Short problem: Show every line that has the string "capybara" in it.

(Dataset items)
□ □ □

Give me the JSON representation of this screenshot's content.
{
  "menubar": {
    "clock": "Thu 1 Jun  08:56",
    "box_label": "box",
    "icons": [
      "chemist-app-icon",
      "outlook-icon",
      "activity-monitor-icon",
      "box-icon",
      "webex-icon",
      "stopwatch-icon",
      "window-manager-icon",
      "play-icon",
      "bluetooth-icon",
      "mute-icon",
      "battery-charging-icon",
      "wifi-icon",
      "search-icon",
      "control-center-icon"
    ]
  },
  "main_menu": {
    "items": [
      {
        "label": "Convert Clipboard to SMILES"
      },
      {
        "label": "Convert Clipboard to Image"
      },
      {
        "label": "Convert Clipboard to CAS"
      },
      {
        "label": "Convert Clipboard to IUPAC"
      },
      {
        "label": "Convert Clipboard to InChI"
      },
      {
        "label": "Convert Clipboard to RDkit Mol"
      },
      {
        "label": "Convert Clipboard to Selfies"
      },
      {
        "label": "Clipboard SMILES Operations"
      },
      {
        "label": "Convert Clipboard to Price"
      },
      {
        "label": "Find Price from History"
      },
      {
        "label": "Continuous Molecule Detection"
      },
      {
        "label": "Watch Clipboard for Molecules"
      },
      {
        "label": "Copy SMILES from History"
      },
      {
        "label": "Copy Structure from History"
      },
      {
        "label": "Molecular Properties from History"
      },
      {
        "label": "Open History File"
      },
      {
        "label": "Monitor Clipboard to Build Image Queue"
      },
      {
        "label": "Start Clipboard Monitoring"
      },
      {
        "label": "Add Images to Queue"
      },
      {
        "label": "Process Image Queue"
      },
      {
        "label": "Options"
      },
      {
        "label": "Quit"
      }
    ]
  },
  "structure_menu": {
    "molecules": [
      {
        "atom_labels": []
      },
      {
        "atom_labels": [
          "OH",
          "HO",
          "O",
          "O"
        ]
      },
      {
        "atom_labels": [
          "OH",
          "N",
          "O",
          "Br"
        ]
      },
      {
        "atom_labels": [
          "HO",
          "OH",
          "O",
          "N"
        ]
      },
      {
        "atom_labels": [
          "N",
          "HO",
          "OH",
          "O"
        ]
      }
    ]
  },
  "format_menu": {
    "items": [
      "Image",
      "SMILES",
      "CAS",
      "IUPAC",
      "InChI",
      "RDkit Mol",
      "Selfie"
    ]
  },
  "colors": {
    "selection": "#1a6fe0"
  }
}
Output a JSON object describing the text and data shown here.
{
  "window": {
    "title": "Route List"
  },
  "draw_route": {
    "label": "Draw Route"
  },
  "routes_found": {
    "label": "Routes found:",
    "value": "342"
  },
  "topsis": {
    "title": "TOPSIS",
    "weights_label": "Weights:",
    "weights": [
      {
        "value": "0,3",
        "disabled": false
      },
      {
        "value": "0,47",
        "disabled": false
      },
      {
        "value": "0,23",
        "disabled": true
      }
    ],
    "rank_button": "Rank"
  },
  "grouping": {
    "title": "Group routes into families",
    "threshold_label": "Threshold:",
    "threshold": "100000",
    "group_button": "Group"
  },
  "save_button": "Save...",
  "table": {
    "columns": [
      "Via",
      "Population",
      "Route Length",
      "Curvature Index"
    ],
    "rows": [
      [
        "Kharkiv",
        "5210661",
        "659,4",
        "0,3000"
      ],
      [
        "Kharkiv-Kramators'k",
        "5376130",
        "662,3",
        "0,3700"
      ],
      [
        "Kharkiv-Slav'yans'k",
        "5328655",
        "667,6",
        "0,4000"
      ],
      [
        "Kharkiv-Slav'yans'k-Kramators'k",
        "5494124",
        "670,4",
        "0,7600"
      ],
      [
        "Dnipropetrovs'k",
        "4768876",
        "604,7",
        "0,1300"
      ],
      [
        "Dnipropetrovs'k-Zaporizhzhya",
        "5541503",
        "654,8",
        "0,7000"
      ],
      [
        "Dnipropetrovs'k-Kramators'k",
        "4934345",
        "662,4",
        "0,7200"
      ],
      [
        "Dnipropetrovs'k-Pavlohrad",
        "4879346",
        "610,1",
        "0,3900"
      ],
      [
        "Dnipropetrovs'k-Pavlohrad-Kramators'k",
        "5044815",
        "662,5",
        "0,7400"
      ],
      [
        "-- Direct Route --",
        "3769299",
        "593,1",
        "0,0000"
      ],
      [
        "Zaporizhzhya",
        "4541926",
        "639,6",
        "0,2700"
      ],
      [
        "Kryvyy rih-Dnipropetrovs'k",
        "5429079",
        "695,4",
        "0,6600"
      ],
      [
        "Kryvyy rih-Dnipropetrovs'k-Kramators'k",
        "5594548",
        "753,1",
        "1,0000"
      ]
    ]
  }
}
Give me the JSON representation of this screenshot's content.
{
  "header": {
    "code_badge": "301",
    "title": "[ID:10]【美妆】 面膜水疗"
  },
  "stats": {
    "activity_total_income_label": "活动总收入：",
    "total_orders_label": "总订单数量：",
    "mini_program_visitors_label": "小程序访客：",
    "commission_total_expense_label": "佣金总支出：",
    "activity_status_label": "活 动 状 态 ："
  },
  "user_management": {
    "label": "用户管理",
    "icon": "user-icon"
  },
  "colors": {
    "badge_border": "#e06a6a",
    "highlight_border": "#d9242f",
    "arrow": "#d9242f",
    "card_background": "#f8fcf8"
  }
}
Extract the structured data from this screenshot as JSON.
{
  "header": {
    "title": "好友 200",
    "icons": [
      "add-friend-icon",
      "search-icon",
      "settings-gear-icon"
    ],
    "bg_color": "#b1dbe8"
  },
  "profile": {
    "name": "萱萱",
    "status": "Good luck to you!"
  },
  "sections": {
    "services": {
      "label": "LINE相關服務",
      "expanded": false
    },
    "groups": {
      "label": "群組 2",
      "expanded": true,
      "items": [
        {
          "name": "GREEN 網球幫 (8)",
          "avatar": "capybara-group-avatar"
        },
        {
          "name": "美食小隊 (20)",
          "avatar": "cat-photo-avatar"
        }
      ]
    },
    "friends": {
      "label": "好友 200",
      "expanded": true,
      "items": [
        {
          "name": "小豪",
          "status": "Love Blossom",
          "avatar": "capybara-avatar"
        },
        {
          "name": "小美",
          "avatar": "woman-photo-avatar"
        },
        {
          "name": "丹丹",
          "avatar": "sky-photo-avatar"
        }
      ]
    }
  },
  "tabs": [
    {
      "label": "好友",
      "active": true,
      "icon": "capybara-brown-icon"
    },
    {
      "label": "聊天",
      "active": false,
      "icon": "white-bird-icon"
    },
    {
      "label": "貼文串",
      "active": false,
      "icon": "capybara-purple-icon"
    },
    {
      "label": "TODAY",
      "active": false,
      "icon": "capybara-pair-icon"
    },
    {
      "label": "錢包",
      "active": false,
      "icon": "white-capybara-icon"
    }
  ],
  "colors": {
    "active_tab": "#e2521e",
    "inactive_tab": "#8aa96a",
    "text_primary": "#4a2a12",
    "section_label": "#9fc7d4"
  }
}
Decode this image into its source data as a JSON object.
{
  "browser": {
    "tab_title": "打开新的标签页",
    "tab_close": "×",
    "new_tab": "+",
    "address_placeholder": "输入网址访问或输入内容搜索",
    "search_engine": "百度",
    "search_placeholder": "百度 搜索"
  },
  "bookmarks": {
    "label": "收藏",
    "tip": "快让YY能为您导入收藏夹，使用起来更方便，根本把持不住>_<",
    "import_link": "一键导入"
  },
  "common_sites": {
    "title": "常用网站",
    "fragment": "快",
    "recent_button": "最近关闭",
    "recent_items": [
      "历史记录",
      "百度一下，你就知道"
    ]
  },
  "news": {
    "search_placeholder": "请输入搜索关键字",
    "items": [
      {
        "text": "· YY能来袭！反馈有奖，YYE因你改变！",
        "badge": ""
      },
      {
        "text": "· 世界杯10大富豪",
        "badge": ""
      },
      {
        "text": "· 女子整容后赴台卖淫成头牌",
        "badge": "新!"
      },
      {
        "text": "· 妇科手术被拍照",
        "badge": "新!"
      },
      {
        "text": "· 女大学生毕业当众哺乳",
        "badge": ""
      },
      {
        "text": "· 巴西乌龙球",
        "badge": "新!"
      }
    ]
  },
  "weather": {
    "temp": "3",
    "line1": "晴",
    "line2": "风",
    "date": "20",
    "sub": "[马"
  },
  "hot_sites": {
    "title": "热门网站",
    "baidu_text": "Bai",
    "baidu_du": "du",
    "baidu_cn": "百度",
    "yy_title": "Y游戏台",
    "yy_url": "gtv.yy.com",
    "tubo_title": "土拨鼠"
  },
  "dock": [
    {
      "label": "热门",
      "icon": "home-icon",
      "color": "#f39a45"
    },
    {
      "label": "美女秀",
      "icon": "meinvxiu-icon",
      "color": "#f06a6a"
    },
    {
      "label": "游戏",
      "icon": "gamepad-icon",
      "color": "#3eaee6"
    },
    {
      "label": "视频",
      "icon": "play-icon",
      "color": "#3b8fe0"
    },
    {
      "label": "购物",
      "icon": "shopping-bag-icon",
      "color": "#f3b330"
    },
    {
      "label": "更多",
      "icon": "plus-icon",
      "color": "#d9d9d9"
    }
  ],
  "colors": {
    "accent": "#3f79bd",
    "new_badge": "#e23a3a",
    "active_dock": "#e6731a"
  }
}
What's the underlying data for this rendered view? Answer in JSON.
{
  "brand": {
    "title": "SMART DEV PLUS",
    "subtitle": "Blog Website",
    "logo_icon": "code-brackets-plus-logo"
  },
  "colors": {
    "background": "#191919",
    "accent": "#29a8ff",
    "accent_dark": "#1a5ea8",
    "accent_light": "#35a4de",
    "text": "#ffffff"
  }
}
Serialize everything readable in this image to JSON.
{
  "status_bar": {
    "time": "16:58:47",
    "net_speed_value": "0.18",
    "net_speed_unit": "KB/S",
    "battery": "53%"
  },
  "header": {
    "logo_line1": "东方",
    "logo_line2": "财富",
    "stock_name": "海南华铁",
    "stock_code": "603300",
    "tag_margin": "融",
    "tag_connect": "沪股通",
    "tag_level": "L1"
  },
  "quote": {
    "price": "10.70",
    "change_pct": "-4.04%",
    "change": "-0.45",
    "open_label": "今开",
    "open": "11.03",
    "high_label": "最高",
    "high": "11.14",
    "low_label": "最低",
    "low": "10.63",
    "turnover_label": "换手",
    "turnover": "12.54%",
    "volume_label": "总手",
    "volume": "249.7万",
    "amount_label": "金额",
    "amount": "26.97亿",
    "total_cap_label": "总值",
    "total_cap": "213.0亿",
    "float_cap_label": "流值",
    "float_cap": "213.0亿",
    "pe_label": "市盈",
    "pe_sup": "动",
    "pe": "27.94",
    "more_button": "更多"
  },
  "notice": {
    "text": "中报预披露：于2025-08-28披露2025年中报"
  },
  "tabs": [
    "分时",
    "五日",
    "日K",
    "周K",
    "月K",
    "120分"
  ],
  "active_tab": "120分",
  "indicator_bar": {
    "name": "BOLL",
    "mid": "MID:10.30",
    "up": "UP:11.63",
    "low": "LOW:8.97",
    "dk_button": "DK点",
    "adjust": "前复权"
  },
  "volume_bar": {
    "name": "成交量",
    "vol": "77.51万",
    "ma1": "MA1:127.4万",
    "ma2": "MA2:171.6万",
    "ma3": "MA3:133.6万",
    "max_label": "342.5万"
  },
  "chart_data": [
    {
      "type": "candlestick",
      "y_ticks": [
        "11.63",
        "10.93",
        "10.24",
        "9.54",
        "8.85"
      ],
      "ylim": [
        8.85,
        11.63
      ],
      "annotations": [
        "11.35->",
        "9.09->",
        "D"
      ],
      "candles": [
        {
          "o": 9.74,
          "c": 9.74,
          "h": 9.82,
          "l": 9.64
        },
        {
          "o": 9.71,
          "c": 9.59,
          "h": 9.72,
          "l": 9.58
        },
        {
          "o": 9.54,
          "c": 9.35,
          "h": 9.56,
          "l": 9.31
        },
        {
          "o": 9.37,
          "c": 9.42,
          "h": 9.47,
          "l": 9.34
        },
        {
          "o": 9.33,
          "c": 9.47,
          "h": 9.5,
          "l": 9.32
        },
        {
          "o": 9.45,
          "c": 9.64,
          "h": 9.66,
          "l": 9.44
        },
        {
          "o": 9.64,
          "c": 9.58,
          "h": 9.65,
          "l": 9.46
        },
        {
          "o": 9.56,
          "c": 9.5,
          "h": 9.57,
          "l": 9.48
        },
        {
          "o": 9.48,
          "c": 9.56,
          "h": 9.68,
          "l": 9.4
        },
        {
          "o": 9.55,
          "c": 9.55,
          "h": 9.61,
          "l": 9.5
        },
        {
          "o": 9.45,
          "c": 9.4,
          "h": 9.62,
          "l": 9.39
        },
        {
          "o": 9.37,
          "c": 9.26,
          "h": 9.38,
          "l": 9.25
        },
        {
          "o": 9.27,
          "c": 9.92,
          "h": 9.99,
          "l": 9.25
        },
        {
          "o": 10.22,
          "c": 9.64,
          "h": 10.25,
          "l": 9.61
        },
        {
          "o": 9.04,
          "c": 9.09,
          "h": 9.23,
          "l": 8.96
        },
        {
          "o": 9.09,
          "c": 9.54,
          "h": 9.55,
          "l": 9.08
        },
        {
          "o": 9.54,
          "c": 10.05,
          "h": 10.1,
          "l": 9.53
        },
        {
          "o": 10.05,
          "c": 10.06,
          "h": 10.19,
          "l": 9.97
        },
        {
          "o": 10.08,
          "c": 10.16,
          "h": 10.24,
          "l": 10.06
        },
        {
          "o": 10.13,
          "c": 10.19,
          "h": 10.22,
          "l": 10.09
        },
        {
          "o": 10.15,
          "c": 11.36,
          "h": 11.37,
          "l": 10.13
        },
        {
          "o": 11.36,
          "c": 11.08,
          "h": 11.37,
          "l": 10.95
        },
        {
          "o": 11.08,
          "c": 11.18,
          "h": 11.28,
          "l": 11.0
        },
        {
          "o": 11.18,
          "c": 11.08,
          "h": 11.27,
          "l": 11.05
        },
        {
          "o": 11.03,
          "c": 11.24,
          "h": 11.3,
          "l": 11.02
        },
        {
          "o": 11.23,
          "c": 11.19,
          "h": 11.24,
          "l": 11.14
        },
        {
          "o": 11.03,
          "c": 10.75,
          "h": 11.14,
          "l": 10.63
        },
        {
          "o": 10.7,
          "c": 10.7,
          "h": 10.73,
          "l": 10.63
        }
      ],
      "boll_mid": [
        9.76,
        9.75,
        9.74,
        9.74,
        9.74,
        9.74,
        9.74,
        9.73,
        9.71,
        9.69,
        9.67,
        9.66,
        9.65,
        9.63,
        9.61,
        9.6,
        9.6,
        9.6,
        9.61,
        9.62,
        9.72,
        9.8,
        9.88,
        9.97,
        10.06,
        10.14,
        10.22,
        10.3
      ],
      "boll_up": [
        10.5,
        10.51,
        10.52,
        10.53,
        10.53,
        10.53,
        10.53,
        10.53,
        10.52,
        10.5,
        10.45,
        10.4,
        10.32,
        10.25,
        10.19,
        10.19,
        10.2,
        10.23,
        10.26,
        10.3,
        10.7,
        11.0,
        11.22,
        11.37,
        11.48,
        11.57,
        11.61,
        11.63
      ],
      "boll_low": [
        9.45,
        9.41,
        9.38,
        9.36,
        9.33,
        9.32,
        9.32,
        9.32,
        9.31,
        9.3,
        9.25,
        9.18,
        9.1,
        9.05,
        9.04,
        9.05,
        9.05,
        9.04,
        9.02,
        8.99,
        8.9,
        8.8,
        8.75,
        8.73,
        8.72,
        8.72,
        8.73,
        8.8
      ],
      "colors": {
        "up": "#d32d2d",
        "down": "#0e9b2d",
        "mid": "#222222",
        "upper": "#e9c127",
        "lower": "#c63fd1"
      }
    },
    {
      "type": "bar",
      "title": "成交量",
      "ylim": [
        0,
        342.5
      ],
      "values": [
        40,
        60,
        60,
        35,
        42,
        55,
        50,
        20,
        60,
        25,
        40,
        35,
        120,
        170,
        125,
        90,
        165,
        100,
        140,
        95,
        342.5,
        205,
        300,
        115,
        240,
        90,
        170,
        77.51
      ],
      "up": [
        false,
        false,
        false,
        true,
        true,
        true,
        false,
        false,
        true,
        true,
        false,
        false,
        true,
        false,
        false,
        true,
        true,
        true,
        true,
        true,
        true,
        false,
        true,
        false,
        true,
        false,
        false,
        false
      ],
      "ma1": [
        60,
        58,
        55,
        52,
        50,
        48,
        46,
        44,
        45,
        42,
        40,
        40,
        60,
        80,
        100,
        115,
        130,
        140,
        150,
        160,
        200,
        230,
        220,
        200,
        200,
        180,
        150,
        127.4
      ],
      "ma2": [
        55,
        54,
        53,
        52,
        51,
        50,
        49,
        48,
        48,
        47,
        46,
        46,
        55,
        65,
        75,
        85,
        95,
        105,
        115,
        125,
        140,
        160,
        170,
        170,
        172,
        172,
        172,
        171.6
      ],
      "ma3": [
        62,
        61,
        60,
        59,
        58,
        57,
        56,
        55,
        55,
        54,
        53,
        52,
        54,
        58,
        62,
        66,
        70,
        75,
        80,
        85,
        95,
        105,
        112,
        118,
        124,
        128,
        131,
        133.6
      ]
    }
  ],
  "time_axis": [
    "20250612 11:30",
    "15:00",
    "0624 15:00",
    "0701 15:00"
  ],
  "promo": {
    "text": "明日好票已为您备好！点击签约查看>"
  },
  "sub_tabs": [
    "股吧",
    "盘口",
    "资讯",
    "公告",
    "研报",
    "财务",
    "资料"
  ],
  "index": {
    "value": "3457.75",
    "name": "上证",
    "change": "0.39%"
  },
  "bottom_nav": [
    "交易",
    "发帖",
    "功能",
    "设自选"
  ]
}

□ □ □

Worked solution:
          "avatar": "capybara-group-avatar"
          "avatar": "capybara-avatar"
      "icon": "capybara-brown-icon"
      "icon": "capybara-purple-icon"
      "icon": "capybara-pair-icon"
      "icon": "white-capybara-icon"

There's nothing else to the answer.